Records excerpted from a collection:
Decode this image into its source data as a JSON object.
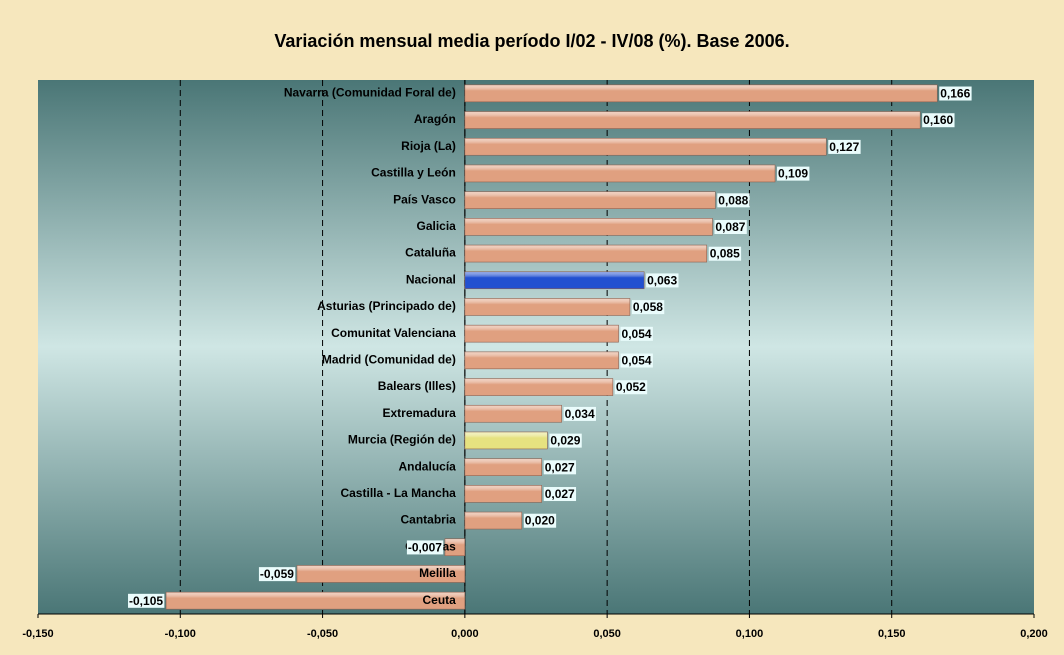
{
  "chart_data": {
    "type": "barh",
    "title": "Variación mensual media período I/02 - IV/08 (%). Base 2006.",
    "categories": [
      "Navarra (Comunidad Foral de)",
      "Aragón",
      "Rioja (La)",
      "Castilla y León",
      "País Vasco",
      "Galicia",
      "Cataluña",
      "Nacional",
      "Asturias (Principado de)",
      "Comunitat Valenciana",
      "Madrid (Comunidad de)",
      "Balears (Illes)",
      "Extremadura",
      "Murcia (Región de)",
      "Andalucía",
      "Castilla - La Mancha",
      "Cantabria",
      "Canarias",
      "Melilla",
      "Ceuta"
    ],
    "values": [
      0.166,
      0.16,
      0.127,
      0.109,
      0.088,
      0.087,
      0.085,
      0.063,
      0.058,
      0.054,
      0.054,
      0.052,
      0.034,
      0.029,
      0.027,
      0.027,
      0.02,
      -0.007,
      -0.059,
      -0.105
    ],
    "value_labels": [
      "0,166",
      "0,160",
      "0,127",
      "0,109",
      "0,088",
      "0,087",
      "0,085",
      "0,063",
      "0,058",
      "0,054",
      "0,054",
      "0,052",
      "0,034",
      "0,029",
      "0,027",
      "0,027",
      "0,020",
      "-0,007",
      "-0,059",
      "-0,105"
    ],
    "colors": [
      "#e0a080",
      "#e0a080",
      "#e0a080",
      "#e0a080",
      "#e0a080",
      "#e0a080",
      "#e0a080",
      "#2250d0",
      "#e0a080",
      "#e0a080",
      "#e0a080",
      "#e0a080",
      "#e0a080",
      "#e6e280",
      "#e0a080",
      "#e0a080",
      "#e0a080",
      "#e0a080",
      "#e0a080",
      "#e0a080"
    ],
    "xlim": [
      -0.15,
      0.2
    ],
    "xticks": [
      {
        "value": -0.15,
        "label": "-0,150"
      },
      {
        "value": -0.1,
        "label": "-0,100"
      },
      {
        "value": -0.05,
        "label": "-0,050"
      },
      {
        "value": 0,
        "label": "0,000"
      },
      {
        "value": 0.05,
        "label": "0,050"
      },
      {
        "value": 0.1,
        "label": "0,100"
      },
      {
        "value": 0.15,
        "label": "0,150"
      },
      {
        "value": 0.2,
        "label": "0,200"
      }
    ],
    "grid": true
  }
}
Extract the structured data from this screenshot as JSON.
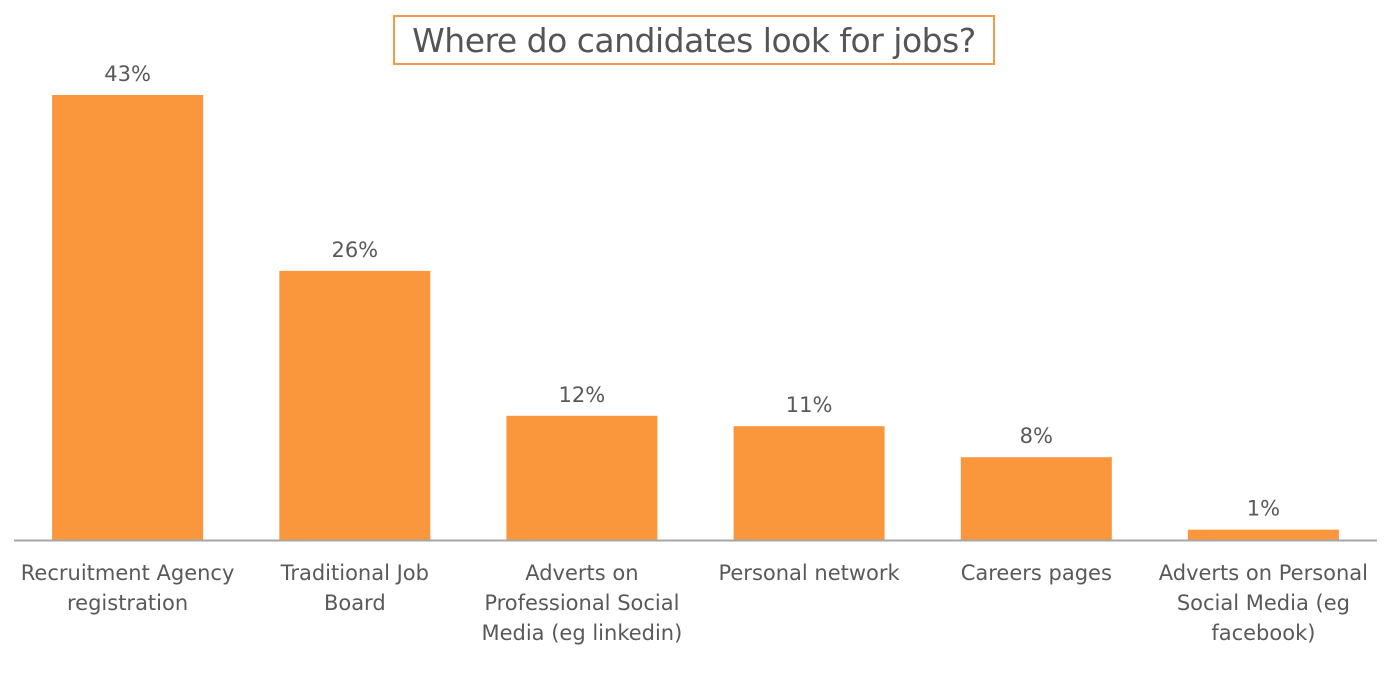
{
  "chart_data": {
    "type": "bar",
    "title": "Where do candidates look for jobs?",
    "categories": [
      [
        "Recruitment Agency",
        "registration"
      ],
      [
        "Traditional Job",
        "Board"
      ],
      [
        "Adverts on",
        "Professional Social",
        "Media (eg linkedin)"
      ],
      [
        "Personal network"
      ],
      [
        "Careers pages"
      ],
      [
        "Adverts on Personal",
        "Social Media (eg",
        "facebook)"
      ]
    ],
    "values": [
      43,
      26,
      12,
      11,
      8,
      1
    ],
    "value_labels": [
      "43%",
      "26%",
      "12%",
      "11%",
      "8%",
      "1%"
    ],
    "ylim": [
      0,
      45
    ],
    "grid": false,
    "legend": "none",
    "bar_color": "#fa963b",
    "axis_color": "#a6a6a6",
    "label_color": "#595959",
    "title_border_color": "#f59a45"
  }
}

Set exercise →
Pictures stay out; reproduce every line of the records exactly.

Full solution →
Decode this image into its source data as a JSON object.
{
  "chart_data": {
    "type": "barh",
    "title": "Variación mensual media período I/02 - IV/08 (%). Base 2006.",
    "categories": [
      "Navarra (Comunidad Foral de)",
      "Aragón",
      "Rioja (La)",
      "Castilla y León",
      "País Vasco",
      "Galicia",
      "Cataluña",
      "Nacional",
      "Asturias (Principado de)",
      "Comunitat Valenciana",
      "Madrid (Comunidad de)",
      "Balears (Illes)",
      "Extremadura",
      "Murcia (Región de)",
      "Andalucía",
      "Castilla - La Mancha",
      "Cantabria",
      "Canarias",
      "Melilla",
      "Ceuta"
    ],
    "values": [
      0.166,
      0.16,
      0.127,
      0.109,
      0.088,
      0.087,
      0.085,
      0.063,
      0.058,
      0.054,
      0.054,
      0.052,
      0.034,
      0.029,
      0.027,
      0.027,
      0.02,
      -0.007,
      -0.059,
      -0.105
    ],
    "value_labels": [
      "0,166",
      "0,160",
      "0,127",
      "0,109",
      "0,088",
      "0,087",
      "0,085",
      "0,063",
      "0,058",
      "0,054",
      "0,054",
      "0,052",
      "0,034",
      "0,029",
      "0,027",
      "0,027",
      "0,020",
      "-0,007",
      "-0,059",
      "-0,105"
    ],
    "colors": [
      "#e0a080",
      "#e0a080",
      "#e0a080",
      "#e0a080",
      "#e0a080",
      "#e0a080",
      "#e0a080",
      "#2250d0",
      "#e0a080",
      "#e0a080",
      "#e0a080",
      "#e0a080",
      "#e0a080",
      "#e6e280",
      "#e0a080",
      "#e0a080",
      "#e0a080",
      "#e0a080",
      "#e0a080",
      "#e0a080"
    ],
    "xlim": [
      -0.15,
      0.2
    ],
    "xticks": [
      {
        "value": -0.15,
        "label": "-0,150"
      },
      {
        "value": -0.1,
        "label": "-0,100"
      },
      {
        "value": -0.05,
        "label": "-0,050"
      },
      {
        "value": 0,
        "label": "0,000"
      },
      {
        "value": 0.05,
        "label": "0,050"
      },
      {
        "value": 0.1,
        "label": "0,100"
      },
      {
        "value": 0.15,
        "label": "0,150"
      },
      {
        "value": 0.2,
        "label": "0,200"
      }
    ],
    "grid": true
  }
}
Extract the structured data from this screenshot as JSON.
{
  "chart_data": {
    "type": "bar",
    "title": "Where do candidates look for jobs?",
    "categories": [
      [
        "Recruitment Agency",
        "registration"
      ],
      [
        "Traditional Job",
        "Board"
      ],
      [
        "Adverts on",
        "Professional Social",
        "Media (eg linkedin)"
      ],
      [
        "Personal network"
      ],
      [
        "Careers pages"
      ],
      [
        "Adverts on Personal",
        "Social Media (eg",
        "facebook)"
      ]
    ],
    "values": [
      43,
      26,
      12,
      11,
      8,
      1
    ],
    "value_labels": [
      "43%",
      "26%",
      "12%",
      "11%",
      "8%",
      "1%"
    ],
    "ylim": [
      0,
      45
    ],
    "grid": false,
    "legend": "none",
    "bar_color": "#fa963b",
    "axis_color": "#a6a6a6",
    "label_color": "#595959",
    "title_border_color": "#f59a45"
  }
}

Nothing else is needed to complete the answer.